*EXERCISE GOAL*
Below are the records; pull every line that includes "percent".

[Items from a data source]

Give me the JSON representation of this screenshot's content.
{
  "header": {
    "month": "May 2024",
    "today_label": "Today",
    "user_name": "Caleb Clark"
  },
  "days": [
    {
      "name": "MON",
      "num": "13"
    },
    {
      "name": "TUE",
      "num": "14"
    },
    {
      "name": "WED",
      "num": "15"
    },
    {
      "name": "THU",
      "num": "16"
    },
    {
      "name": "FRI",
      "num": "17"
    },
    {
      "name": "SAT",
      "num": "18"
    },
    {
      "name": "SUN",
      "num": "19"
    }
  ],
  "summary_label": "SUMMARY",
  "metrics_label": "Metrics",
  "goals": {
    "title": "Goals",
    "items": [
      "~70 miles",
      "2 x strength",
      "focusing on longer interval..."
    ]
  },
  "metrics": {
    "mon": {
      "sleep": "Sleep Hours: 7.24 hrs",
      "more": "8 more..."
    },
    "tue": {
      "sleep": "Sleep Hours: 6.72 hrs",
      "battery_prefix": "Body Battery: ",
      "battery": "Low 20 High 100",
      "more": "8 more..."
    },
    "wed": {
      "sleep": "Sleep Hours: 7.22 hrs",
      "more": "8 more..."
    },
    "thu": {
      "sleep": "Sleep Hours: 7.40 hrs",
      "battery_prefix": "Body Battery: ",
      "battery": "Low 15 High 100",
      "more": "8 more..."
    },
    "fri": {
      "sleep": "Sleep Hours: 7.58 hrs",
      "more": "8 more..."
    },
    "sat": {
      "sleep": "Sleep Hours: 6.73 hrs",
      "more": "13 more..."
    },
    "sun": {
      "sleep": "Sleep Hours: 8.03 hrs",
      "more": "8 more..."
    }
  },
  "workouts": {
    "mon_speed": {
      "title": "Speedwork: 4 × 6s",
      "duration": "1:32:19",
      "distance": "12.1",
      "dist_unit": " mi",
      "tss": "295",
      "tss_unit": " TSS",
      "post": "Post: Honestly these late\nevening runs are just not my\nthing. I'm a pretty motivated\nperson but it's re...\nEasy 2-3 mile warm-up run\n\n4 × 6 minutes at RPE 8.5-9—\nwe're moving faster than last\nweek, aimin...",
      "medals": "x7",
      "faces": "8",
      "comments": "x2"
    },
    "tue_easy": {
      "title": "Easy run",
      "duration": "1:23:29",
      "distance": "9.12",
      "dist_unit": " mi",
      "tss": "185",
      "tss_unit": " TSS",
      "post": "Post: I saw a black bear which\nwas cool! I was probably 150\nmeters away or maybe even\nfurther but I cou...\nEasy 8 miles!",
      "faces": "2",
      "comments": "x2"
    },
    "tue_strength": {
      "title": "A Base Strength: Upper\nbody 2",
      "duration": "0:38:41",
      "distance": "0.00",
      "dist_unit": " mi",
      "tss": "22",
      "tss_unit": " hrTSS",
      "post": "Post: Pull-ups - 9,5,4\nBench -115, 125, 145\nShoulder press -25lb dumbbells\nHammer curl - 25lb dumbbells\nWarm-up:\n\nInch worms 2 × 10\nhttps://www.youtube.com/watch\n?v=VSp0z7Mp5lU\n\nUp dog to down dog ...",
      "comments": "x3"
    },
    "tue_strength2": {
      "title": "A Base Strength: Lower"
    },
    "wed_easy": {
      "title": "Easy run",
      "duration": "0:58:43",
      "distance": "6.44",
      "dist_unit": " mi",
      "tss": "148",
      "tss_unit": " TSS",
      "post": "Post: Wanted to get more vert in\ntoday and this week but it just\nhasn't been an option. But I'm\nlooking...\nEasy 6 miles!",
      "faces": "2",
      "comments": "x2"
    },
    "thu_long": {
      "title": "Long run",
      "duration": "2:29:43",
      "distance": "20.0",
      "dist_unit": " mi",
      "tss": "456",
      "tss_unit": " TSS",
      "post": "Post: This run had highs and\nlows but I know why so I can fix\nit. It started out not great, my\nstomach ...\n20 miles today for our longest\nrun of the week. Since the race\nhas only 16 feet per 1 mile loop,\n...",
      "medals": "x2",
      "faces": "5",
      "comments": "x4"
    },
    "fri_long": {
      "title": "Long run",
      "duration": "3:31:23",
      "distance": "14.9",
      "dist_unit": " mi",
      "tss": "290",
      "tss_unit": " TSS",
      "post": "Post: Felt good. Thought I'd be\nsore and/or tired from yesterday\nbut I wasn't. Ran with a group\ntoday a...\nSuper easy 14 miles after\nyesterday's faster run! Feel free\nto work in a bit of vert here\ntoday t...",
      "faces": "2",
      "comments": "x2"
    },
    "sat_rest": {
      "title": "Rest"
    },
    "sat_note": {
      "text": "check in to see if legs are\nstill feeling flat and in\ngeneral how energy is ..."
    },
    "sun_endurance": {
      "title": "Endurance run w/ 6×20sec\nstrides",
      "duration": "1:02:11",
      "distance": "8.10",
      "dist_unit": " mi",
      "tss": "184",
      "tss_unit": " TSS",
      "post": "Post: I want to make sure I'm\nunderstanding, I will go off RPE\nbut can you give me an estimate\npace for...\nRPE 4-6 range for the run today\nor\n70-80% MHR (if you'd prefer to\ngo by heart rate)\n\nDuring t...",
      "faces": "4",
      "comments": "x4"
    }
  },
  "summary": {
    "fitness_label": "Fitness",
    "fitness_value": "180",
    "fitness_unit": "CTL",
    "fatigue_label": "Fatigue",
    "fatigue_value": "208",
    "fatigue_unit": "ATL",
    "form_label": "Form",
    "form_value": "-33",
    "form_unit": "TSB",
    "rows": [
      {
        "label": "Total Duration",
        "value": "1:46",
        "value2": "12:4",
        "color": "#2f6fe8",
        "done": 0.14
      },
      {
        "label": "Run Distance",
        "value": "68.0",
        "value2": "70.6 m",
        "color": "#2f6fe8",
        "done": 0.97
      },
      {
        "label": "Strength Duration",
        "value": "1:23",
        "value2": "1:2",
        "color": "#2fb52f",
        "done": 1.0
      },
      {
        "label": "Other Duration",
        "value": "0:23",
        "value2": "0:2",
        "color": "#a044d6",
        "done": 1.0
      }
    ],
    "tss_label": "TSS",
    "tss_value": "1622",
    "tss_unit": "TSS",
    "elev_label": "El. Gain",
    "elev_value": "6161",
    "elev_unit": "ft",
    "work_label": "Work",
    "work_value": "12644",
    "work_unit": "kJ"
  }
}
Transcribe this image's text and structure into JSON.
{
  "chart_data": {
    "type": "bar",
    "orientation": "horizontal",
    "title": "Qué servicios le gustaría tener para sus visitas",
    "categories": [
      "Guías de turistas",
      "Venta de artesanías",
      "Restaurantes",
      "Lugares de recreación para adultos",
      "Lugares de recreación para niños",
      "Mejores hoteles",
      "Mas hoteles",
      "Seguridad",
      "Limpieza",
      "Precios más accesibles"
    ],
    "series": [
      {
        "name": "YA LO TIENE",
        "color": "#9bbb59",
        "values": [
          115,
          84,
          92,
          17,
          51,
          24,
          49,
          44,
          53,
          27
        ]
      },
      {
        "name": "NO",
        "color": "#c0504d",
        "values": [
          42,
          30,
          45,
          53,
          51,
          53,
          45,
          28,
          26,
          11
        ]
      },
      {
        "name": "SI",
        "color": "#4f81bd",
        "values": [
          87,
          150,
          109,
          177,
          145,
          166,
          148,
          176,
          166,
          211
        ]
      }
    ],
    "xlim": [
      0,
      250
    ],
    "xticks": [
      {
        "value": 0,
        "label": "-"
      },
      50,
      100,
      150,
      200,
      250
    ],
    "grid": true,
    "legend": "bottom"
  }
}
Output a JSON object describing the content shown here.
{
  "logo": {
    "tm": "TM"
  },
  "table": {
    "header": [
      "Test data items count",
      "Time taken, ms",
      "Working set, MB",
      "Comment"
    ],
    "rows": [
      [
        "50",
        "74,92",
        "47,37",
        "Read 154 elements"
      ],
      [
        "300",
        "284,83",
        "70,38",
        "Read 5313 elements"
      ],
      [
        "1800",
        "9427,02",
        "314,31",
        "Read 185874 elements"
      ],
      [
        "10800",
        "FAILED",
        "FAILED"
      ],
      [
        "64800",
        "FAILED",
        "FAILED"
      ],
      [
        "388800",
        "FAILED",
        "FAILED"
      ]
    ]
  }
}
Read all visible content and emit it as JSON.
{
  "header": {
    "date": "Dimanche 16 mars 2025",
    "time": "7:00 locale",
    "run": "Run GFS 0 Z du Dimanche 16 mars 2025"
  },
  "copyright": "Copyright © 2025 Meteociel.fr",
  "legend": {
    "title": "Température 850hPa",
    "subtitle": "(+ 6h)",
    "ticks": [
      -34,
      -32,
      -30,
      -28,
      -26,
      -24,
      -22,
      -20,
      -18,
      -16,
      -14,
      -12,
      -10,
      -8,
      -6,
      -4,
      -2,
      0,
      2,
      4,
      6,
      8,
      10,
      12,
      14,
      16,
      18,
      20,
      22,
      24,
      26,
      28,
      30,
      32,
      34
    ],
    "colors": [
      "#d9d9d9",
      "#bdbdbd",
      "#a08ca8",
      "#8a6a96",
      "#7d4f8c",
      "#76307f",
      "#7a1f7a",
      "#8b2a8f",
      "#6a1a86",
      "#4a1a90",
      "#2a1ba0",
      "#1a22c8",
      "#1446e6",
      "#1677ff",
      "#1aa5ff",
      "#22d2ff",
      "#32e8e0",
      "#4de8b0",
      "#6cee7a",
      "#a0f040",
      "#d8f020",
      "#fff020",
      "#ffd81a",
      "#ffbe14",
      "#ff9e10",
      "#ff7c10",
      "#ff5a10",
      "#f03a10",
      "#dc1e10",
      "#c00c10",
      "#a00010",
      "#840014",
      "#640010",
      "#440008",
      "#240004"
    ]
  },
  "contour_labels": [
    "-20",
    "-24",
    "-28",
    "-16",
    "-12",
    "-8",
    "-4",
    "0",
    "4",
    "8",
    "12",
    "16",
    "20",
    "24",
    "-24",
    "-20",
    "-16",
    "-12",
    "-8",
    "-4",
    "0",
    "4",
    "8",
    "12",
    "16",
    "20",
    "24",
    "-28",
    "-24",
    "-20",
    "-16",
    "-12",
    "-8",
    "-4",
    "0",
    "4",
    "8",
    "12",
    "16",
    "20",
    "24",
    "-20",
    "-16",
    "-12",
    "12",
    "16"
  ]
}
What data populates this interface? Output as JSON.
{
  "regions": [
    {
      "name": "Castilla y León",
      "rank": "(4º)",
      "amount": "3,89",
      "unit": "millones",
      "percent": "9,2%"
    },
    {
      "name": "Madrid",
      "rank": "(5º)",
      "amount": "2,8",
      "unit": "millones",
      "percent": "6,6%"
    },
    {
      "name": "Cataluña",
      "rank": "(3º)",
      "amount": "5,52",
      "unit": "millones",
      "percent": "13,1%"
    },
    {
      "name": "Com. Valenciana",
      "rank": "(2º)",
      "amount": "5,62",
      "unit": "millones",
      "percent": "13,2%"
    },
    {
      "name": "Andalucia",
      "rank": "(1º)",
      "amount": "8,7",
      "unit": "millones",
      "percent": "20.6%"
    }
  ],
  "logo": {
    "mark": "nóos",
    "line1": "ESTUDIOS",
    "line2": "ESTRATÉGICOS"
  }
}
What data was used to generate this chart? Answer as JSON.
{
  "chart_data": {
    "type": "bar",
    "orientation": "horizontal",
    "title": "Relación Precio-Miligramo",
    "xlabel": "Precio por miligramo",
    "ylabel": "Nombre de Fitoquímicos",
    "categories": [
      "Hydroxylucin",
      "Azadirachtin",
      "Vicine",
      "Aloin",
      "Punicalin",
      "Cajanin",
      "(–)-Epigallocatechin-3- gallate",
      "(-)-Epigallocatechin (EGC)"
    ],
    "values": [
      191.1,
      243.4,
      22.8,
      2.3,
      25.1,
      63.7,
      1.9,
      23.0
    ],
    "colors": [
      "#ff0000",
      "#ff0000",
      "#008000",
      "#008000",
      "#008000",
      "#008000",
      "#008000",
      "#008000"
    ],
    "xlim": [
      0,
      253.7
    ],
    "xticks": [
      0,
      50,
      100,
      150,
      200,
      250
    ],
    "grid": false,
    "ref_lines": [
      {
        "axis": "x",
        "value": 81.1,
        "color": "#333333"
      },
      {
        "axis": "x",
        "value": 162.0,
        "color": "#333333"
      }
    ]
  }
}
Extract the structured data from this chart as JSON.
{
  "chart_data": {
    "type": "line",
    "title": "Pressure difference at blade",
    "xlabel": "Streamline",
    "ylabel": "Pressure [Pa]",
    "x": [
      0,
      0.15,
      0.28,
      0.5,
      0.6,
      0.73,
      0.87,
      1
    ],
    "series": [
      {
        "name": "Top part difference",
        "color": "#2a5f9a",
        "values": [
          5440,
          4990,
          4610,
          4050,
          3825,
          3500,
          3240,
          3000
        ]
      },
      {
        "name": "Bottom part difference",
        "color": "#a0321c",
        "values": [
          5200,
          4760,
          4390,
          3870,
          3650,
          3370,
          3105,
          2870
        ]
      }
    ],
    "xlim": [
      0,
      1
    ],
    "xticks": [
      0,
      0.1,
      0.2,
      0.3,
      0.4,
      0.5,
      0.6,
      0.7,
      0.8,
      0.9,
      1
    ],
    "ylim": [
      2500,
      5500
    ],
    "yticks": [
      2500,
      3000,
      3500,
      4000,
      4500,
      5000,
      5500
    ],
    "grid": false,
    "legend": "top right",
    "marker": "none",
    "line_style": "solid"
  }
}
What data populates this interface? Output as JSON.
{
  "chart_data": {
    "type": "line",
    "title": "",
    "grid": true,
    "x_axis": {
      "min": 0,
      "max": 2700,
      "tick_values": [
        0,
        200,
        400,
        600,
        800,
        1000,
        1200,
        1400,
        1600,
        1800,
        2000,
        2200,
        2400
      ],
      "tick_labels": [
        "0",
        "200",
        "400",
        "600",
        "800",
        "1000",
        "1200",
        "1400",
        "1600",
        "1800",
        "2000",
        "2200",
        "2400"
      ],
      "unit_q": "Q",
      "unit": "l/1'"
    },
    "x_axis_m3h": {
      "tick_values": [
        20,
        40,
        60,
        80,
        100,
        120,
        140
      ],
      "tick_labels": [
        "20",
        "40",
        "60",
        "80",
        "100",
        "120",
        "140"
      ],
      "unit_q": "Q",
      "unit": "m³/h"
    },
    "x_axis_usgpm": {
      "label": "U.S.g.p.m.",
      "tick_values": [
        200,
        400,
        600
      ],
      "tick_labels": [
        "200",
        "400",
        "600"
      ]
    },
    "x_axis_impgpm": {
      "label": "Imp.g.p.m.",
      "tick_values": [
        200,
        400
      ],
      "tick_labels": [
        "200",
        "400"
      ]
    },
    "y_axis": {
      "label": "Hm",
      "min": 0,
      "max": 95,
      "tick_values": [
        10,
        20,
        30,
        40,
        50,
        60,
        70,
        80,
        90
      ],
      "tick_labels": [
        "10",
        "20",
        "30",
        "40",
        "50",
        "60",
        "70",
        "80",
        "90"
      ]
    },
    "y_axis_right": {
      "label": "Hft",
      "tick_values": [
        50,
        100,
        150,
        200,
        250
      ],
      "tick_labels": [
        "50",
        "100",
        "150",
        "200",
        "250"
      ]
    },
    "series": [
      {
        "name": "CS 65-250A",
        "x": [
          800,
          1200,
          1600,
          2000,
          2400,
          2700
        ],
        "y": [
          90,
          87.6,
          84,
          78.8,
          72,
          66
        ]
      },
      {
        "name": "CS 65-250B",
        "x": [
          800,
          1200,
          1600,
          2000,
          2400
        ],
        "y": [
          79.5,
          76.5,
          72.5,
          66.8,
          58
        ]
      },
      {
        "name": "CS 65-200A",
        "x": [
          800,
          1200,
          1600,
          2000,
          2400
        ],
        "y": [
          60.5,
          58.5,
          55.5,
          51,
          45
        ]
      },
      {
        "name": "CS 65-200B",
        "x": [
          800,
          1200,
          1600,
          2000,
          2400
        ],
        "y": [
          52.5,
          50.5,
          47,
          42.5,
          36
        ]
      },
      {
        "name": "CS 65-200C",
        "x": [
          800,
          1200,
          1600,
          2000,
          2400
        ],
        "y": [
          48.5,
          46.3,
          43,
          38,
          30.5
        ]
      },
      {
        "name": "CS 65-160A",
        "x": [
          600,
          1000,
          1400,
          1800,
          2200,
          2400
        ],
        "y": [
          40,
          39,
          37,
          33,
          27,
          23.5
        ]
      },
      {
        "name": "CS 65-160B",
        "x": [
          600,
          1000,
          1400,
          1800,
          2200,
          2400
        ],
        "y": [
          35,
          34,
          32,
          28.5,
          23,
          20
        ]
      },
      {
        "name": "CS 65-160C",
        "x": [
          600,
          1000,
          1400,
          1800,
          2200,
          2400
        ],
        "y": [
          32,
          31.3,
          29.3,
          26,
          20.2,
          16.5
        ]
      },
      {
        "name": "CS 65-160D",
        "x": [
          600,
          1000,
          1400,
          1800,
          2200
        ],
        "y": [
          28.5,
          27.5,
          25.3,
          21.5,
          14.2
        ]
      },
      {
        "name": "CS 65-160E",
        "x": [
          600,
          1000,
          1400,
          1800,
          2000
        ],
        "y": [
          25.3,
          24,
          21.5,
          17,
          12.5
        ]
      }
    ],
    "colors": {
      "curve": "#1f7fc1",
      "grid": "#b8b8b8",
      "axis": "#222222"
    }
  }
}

*RESULT*
      "percent": "9,2%"
      "percent": "6,6%"
      "percent": "13,1%"
      "percent": "13,2%"
      "percent": "20.6%"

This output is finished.